• Task:
Reproduce the rows beginning with the line that contains "List UI elements" and continuing through the line that contains "956, 1349, 995)", substituting "text-line" for each occurrence of "paragraph-line" and leaving everything else as it is. Omit the pictures from your output.
>> BEGIN
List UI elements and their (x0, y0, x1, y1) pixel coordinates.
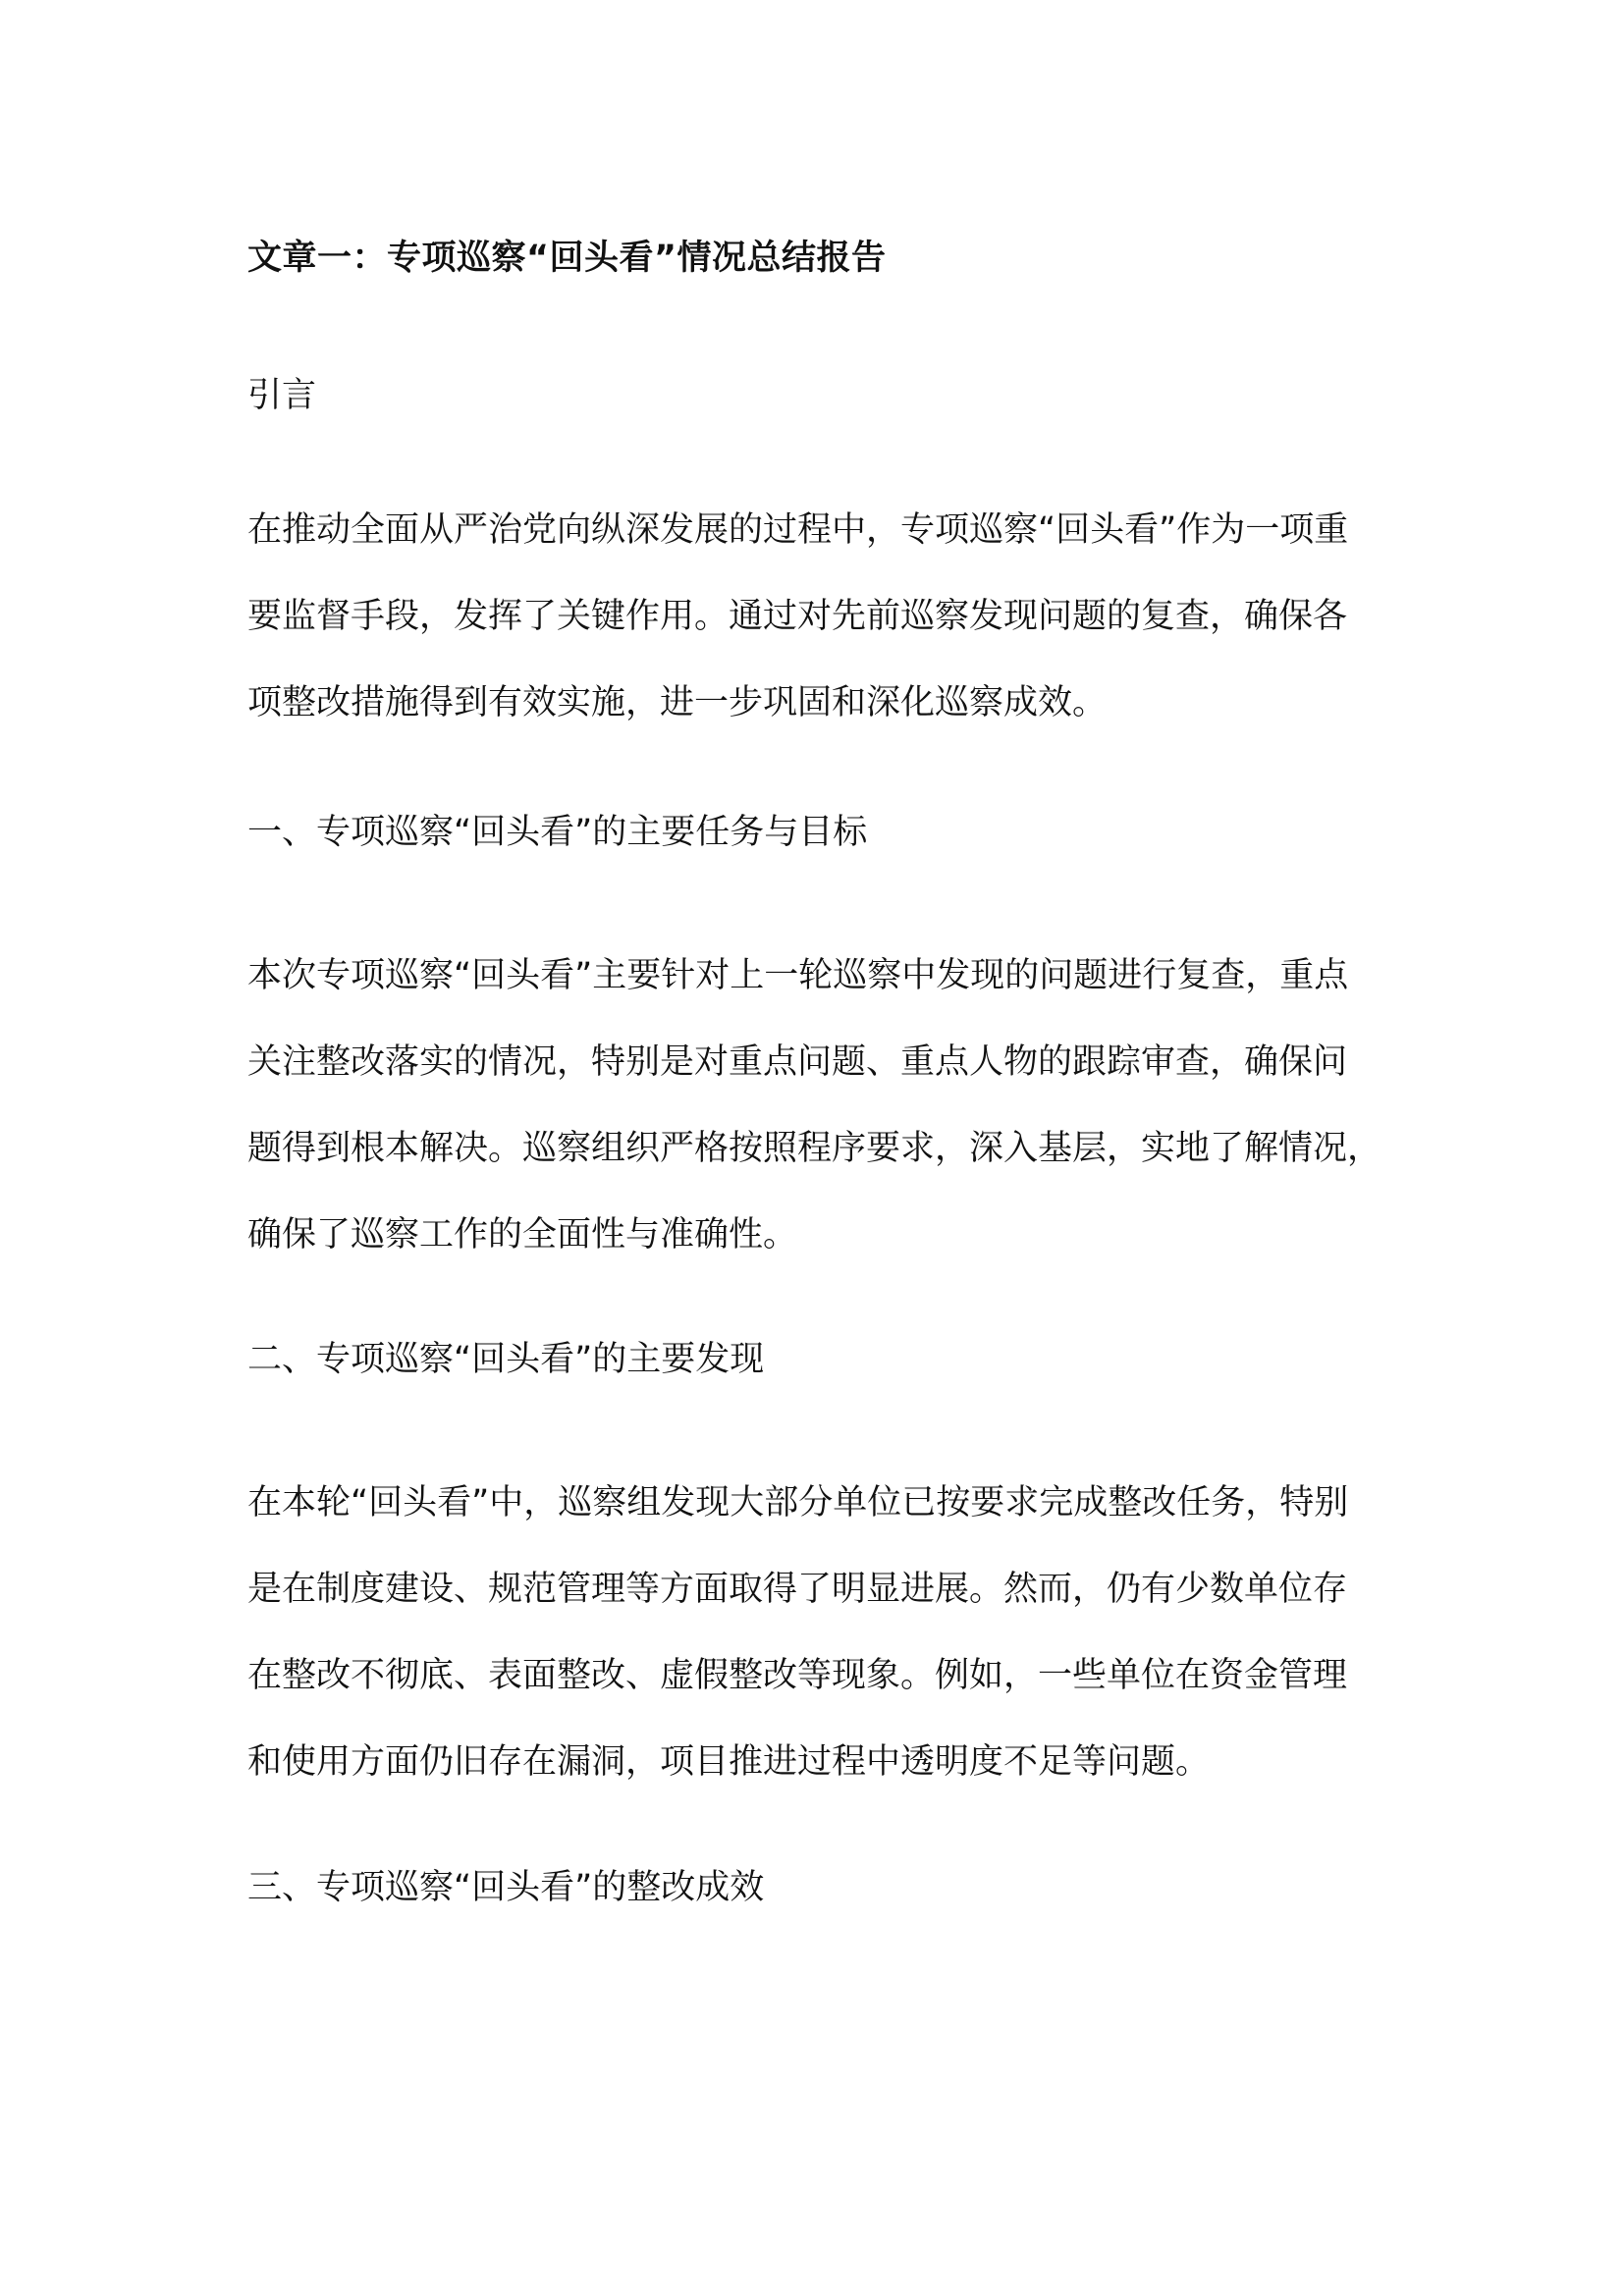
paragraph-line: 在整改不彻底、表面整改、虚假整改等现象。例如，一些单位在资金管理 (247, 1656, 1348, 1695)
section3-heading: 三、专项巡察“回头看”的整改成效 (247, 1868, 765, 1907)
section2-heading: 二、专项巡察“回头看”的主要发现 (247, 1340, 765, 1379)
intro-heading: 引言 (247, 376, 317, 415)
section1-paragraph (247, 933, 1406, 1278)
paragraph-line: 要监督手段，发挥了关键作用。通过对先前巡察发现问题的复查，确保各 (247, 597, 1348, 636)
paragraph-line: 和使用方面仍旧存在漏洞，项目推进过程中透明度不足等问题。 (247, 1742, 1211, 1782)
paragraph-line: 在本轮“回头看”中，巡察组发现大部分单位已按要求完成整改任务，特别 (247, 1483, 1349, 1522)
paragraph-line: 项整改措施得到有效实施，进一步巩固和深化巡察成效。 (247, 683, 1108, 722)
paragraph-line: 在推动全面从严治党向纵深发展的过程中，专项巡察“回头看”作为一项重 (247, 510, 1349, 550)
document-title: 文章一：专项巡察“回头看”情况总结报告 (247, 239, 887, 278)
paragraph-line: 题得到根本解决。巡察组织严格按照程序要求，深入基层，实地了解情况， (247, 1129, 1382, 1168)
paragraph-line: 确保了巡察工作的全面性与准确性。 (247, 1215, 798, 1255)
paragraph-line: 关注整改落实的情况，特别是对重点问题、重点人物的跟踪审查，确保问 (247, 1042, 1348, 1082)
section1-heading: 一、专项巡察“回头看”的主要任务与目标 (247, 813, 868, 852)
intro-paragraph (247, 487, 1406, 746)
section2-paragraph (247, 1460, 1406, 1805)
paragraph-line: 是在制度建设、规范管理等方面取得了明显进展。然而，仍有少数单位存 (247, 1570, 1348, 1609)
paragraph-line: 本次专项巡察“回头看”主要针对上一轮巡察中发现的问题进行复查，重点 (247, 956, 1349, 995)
>> END
>> BEGIN
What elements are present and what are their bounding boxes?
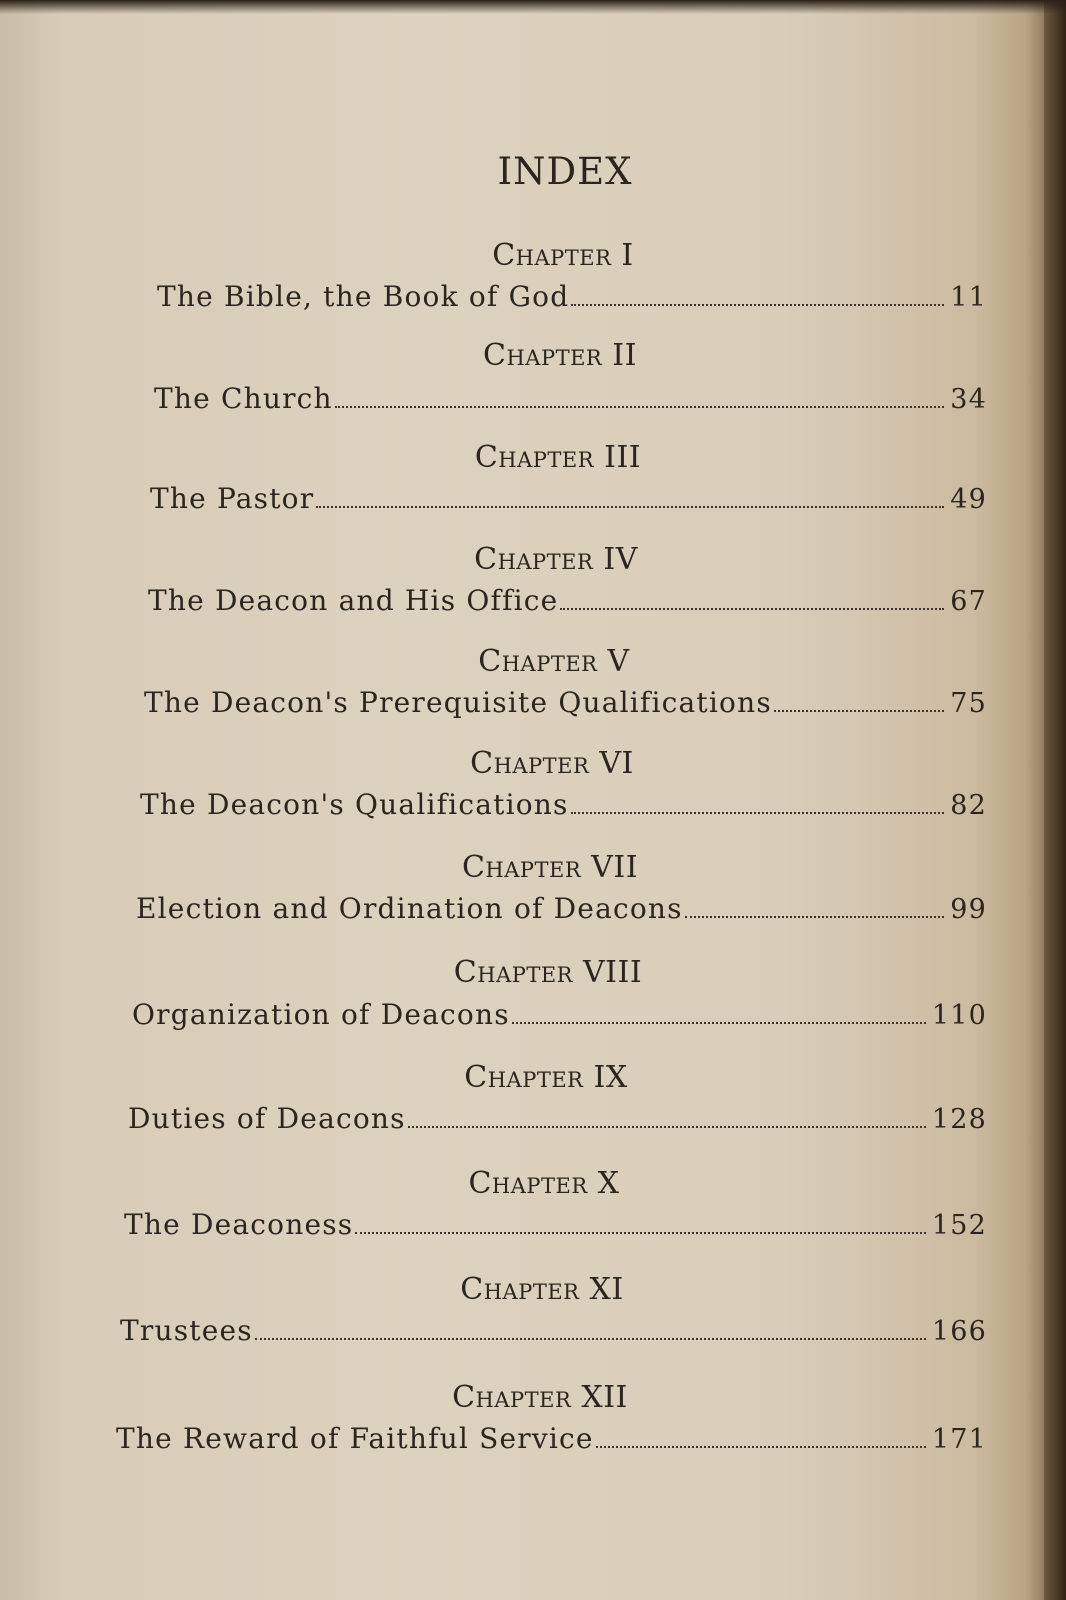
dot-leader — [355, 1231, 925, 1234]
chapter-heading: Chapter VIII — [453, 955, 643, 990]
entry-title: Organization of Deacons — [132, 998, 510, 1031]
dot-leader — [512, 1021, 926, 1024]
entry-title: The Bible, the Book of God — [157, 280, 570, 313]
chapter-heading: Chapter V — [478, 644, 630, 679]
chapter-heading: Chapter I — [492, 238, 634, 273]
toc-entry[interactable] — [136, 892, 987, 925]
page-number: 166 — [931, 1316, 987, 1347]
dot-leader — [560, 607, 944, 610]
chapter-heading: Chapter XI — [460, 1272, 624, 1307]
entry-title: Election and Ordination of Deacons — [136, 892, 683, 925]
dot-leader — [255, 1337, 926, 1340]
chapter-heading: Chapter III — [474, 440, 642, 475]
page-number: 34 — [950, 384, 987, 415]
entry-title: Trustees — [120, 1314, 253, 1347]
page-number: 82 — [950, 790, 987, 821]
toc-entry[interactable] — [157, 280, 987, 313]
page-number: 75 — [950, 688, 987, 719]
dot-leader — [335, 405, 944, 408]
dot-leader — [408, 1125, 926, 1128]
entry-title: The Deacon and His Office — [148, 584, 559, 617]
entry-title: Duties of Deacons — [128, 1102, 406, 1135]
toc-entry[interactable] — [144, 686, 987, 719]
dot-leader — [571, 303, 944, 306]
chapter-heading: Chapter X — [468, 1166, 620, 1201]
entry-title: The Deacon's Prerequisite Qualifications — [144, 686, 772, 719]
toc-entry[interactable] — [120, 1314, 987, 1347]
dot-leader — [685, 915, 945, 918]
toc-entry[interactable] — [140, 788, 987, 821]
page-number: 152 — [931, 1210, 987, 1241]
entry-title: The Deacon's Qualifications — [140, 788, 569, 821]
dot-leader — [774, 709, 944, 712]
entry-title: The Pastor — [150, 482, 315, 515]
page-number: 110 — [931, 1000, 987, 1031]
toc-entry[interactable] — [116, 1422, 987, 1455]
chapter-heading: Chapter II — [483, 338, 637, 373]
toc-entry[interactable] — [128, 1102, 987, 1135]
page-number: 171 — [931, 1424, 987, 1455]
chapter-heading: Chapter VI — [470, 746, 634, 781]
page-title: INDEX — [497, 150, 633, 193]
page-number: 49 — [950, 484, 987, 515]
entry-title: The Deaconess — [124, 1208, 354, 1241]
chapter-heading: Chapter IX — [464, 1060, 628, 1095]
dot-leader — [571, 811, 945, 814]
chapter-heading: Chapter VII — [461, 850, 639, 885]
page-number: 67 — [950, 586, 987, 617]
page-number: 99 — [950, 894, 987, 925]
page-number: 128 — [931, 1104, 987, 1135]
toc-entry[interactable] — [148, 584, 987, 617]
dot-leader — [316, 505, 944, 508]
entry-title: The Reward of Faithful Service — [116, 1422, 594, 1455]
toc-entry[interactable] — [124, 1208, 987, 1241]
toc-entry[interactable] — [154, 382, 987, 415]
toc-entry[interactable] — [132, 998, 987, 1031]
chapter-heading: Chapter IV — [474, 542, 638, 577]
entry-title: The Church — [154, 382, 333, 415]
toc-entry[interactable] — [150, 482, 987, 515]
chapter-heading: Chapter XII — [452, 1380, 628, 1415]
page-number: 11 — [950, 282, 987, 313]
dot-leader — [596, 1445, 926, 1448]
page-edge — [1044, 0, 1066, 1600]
>> END
>> BEGIN
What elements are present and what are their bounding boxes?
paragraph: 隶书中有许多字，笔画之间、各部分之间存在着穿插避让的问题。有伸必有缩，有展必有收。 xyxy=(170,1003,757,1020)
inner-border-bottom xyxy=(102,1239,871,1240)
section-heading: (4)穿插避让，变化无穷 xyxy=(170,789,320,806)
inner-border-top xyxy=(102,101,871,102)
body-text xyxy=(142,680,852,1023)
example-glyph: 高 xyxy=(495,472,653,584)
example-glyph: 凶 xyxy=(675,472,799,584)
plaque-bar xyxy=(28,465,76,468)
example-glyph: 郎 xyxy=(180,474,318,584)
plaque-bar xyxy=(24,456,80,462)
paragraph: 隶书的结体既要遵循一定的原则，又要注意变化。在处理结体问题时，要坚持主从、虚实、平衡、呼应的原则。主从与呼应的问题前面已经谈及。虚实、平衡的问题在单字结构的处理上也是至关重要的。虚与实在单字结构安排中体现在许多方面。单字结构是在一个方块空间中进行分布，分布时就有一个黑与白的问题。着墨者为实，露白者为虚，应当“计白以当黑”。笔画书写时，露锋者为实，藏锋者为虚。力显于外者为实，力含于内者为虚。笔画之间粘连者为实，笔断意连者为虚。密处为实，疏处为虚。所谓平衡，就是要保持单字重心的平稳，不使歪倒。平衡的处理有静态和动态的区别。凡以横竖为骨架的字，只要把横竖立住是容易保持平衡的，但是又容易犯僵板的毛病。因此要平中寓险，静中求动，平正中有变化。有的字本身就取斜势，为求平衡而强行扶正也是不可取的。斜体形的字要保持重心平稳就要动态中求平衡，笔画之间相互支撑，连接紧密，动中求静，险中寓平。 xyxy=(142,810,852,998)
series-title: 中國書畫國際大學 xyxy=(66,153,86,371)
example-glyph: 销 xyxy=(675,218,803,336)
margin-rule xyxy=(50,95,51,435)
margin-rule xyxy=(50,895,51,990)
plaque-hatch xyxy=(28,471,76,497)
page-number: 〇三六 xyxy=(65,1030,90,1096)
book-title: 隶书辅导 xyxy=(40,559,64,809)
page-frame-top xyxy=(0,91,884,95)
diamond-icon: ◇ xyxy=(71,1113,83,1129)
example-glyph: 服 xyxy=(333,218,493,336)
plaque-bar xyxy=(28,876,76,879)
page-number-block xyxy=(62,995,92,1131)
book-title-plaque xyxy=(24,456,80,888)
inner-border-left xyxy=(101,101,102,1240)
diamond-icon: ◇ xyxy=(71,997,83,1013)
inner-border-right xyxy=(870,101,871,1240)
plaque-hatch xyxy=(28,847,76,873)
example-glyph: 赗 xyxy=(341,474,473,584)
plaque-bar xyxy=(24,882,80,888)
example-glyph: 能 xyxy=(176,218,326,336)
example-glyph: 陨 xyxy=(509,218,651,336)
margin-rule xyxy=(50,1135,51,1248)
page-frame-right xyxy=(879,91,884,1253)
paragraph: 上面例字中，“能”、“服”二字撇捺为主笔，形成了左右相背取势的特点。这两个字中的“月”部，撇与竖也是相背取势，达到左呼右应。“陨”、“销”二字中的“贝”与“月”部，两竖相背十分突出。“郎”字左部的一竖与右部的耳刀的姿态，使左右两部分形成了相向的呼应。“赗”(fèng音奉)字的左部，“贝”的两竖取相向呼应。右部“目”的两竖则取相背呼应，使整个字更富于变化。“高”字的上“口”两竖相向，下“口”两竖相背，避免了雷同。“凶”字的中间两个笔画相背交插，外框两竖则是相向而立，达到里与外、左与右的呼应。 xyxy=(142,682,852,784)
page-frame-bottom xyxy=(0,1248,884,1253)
>> END
• Written response:
List UI elements and their (x0, y0, x1, y1) pixel coordinates.
text-line: 在整改不彻底、表面整改、虚假整改等现象。例如，一些单位在资金管理 (247, 1656, 1348, 1695)
section3-heading: 三、专项巡察“回头看”的整改成效 (247, 1868, 765, 1907)
section2-heading: 二、专项巡察“回头看”的主要发现 (247, 1340, 765, 1379)
intro-heading: 引言 (247, 376, 317, 415)
section1-paragraph (247, 933, 1406, 1278)
text-line: 要监督手段，发挥了关键作用。通过对先前巡察发现问题的复查，确保各 (247, 597, 1348, 636)
text-line: 和使用方面仍旧存在漏洞，项目推进过程中透明度不足等问题。 (247, 1742, 1211, 1782)
text-line: 在本轮“回头看”中，巡察组发现大部分单位已按要求完成整改任务，特别 (247, 1483, 1349, 1522)
text-line: 项整改措施得到有效实施，进一步巩固和深化巡察成效。 (247, 683, 1108, 722)
text-line: 在推动全面从严治党向纵深发展的过程中，专项巡察“回头看”作为一项重 (247, 510, 1349, 550)
document-title: 文章一：专项巡察“回头看”情况总结报告 (247, 239, 887, 278)
text-line: 题得到根本解决。巡察组织严格按照程序要求，深入基层，实地了解情况， (247, 1129, 1382, 1168)
text-line: 确保了巡察工作的全面性与准确性。 (247, 1215, 798, 1255)
text-line: 关注整改落实的情况，特别是对重点问题、重点人物的跟踪审查，确保问 (247, 1042, 1348, 1082)
section1-heading: 一、专项巡察“回头看”的主要任务与目标 (247, 813, 868, 852)
intro-paragraph (247, 487, 1406, 746)
section2-paragraph (247, 1460, 1406, 1805)
text-line: 是在制度建设、规范管理等方面取得了明显进展。然而，仍有少数单位存 (247, 1570, 1348, 1609)
text-line: 本次专项巡察“回头看”主要针对上一轮巡察中发现的问题进行复查，重点 (247, 956, 1349, 995)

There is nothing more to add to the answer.